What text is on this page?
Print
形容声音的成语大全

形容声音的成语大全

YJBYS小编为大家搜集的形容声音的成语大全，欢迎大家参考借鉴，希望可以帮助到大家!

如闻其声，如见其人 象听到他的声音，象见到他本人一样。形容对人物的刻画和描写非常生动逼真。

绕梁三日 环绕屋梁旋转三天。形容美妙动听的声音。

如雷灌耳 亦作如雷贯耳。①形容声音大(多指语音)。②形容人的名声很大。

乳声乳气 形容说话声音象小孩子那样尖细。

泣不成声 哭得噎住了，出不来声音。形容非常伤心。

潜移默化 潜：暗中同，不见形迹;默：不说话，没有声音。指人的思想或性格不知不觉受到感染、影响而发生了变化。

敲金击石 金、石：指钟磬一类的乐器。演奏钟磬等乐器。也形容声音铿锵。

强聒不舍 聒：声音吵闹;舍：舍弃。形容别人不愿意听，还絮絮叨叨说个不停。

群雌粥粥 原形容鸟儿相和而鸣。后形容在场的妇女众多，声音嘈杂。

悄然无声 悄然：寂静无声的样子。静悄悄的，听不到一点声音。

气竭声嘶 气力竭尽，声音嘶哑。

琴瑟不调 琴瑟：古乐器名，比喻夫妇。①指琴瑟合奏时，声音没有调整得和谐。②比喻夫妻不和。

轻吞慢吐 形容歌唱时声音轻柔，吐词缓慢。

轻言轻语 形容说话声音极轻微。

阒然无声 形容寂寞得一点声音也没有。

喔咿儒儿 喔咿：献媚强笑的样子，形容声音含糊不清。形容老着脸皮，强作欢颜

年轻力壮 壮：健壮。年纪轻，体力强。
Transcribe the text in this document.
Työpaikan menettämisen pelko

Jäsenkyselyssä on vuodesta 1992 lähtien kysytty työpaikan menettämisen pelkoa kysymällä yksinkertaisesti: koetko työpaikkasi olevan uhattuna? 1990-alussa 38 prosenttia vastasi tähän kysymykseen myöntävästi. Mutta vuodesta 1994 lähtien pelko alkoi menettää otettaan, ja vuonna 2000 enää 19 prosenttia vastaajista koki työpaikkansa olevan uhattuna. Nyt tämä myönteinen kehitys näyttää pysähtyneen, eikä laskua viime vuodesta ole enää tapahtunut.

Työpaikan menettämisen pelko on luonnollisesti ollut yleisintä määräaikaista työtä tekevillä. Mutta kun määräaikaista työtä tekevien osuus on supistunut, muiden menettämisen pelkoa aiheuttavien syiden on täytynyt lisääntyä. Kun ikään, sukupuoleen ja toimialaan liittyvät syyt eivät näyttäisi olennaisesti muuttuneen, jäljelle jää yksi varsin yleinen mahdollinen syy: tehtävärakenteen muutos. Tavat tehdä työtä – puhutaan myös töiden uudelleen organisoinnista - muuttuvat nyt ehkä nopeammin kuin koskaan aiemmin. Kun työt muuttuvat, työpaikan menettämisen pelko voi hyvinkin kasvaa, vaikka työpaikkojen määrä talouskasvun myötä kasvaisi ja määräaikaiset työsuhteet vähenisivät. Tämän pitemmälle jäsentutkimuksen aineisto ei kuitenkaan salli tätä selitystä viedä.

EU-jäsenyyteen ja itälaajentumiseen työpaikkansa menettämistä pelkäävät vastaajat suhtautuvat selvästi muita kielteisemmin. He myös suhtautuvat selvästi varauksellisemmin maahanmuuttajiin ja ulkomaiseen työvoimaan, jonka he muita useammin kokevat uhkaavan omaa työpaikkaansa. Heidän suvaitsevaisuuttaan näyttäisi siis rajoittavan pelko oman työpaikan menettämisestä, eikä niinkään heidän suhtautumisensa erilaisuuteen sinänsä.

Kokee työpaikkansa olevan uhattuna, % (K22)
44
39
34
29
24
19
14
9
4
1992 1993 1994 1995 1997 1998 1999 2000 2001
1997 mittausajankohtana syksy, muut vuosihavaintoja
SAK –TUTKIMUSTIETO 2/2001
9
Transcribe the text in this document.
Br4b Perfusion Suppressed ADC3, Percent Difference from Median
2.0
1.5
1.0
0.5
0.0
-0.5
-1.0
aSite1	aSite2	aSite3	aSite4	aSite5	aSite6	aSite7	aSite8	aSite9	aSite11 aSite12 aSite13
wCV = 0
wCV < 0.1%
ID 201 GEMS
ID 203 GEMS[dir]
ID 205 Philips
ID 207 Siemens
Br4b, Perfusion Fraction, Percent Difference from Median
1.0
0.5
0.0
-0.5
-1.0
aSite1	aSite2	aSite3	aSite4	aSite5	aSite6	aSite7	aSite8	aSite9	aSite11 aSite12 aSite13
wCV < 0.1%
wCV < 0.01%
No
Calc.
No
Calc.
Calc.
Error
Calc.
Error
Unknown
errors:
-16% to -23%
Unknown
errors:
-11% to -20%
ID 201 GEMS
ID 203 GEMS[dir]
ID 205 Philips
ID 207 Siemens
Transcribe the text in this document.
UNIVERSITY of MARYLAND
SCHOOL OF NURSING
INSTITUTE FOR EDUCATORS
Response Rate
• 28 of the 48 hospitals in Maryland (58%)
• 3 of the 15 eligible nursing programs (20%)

__TASK TO CARRY OUT__: Return each entry from the material above exactly as it appears.

__OUTPUT BELOW__:
What text is on this page?
Print
形容声音的成语大全

形容声音的成语大全

YJBYS小编为大家搜集的形容声音的成语大全，欢迎大家参考借鉴，希望可以帮助到大家!

如闻其声，如见其人 象听到他的声音，象见到他本人一样。形容对人物的刻画和描写非常生动逼真。

绕梁三日 环绕屋梁旋转三天。形容美妙动听的声音。

如雷灌耳 亦作如雷贯耳。①形容声音大(多指语音)。②形容人的名声很大。

乳声乳气 形容说话声音象小孩子那样尖细。

泣不成声 哭得噎住了，出不来声音。形容非常伤心。

潜移默化 潜：暗中同，不见形迹;默：不说话，没有声音。指人的思想或性格不知不觉受到感染、影响而发生了变化。

敲金击石 金、石：指钟磬一类的乐器。演奏钟磬等乐器。也形容声音铿锵。

强聒不舍 聒：声音吵闹;舍：舍弃。形容别人不愿意听，还絮絮叨叨说个不停。

群雌粥粥 原形容鸟儿相和而鸣。后形容在场的妇女众多，声音嘈杂。

悄然无声 悄然：寂静无声的样子。静悄悄的，听不到一点声音。

气竭声嘶 气力竭尽，声音嘶哑。

琴瑟不调 琴瑟：古乐器名，比喻夫妇。①指琴瑟合奏时，声音没有调整得和谐。②比喻夫妻不和。

轻吞慢吐 形容歌唱时声音轻柔，吐词缓慢。

轻言轻语 形容说话声音极轻微。

阒然无声 形容寂寞得一点声音也没有。

喔咿儒儿 喔咿：献媚强笑的样子，形容声音含糊不清。形容老着脸皮，强作欢颜

年轻力壮 壮：健壮。年纪轻，体力强。
Transcribe the text in this document.
Työpaikan menettämisen pelko

Jäsenkyselyssä on vuodesta 1992 lähtien kysytty työpaikan menettämisen pelkoa kysymällä yksinkertaisesti: koetko työpaikkasi olevan uhattuna? 1990-alussa 38 prosenttia vastasi tähän kysymykseen myöntävästi. Mutta vuodesta 1994 lähtien pelko alkoi menettää otettaan, ja vuonna 2000 enää 19 prosenttia vastaajista koki työpaikkansa olevan uhattuna. Nyt tämä myönteinen kehitys näyttää pysähtyneen, eikä laskua viime vuodesta ole enää tapahtunut.

Työpaikan menettämisen pelko on luonnollisesti ollut yleisintä määräaikaista työtä tekevillä. Mutta kun määräaikaista työtä tekevien osuus on supistunut, muiden menettämisen pelkoa aiheuttavien syiden on täytynyt lisääntyä. Kun ikään, sukupuoleen ja toimialaan liittyvät syyt eivät näyttäisi olennaisesti muuttuneen, jäljelle jää yksi varsin yleinen mahdollinen syy: tehtävärakenteen muutos. Tavat tehdä työtä – puhutaan myös töiden uudelleen organisoinnista - muuttuvat nyt ehkä nopeammin kuin koskaan aiemmin. Kun työt muuttuvat, työpaikan menettämisen pelko voi hyvinkin kasvaa, vaikka työpaikkojen määrä talouskasvun myötä kasvaisi ja määräaikaiset työsuhteet vähenisivät. Tämän pitemmälle jäsentutkimuksen aineisto ei kuitenkaan salli tätä selitystä viedä.

EU-jäsenyyteen ja itälaajentumiseen työpaikkansa menettämistä pelkäävät vastaajat suhtautuvat selvästi muita kielteisemmin. He myös suhtautuvat selvästi varauksellisemmin maahanmuuttajiin ja ulkomaiseen työvoimaan, jonka he muita useammin kokevat uhkaavan omaa työpaikkaansa. Heidän suvaitsevaisuuttaan näyttäisi siis rajoittavan pelko oman työpaikan menettämisestä, eikä niinkään heidän suhtautumisensa erilaisuuteen sinänsä.

Kokee työpaikkansa olevan uhattuna, % (K22)
44
39
34
29
24
19
14
9
4
1992 1993 1994 1995 1997 1998 1999 2000 2001
1997 mittausajankohtana syksy, muut vuosihavaintoja
SAK –TUTKIMUSTIETO 2/2001
9
Transcribe the text in this document.
Br4b Perfusion Suppressed ADC3, Percent Difference from Median
2.0
1.5
1.0
0.5
0.0
-0.5
-1.0
aSite1	aSite2	aSite3	aSite4	aSite5	aSite6	aSite7	aSite8	aSite9	aSite11 aSite12 aSite13
wCV = 0
wCV < 0.1%
ID 201 GEMS
ID 203 GEMS[dir]
ID 205 Philips
ID 207 Siemens
Br4b, Perfusion Fraction, Percent Difference from Median
1.0
0.5
0.0
-0.5
-1.0
aSite1	aSite2	aSite3	aSite4	aSite5	aSite6	aSite7	aSite8	aSite9	aSite11 aSite12 aSite13
wCV < 0.1%
wCV < 0.01%
No
Calc.
No
Calc.
Calc.
Error
Calc.
Error
Unknown
errors:
-16% to -23%
Unknown
errors:
-11% to -20%
ID 201 GEMS
ID 203 GEMS[dir]
ID 205 Philips
ID 207 Siemens
Transcribe the text in this document.
UNIVERSITY of MARYLAND
SCHOOL OF NURSING
INSTITUTE FOR EDUCATORS
Response Rate
• 28 of the 48 hospitals in Maryland (58%)
• 3 of the 15 eligible nursing programs (20%)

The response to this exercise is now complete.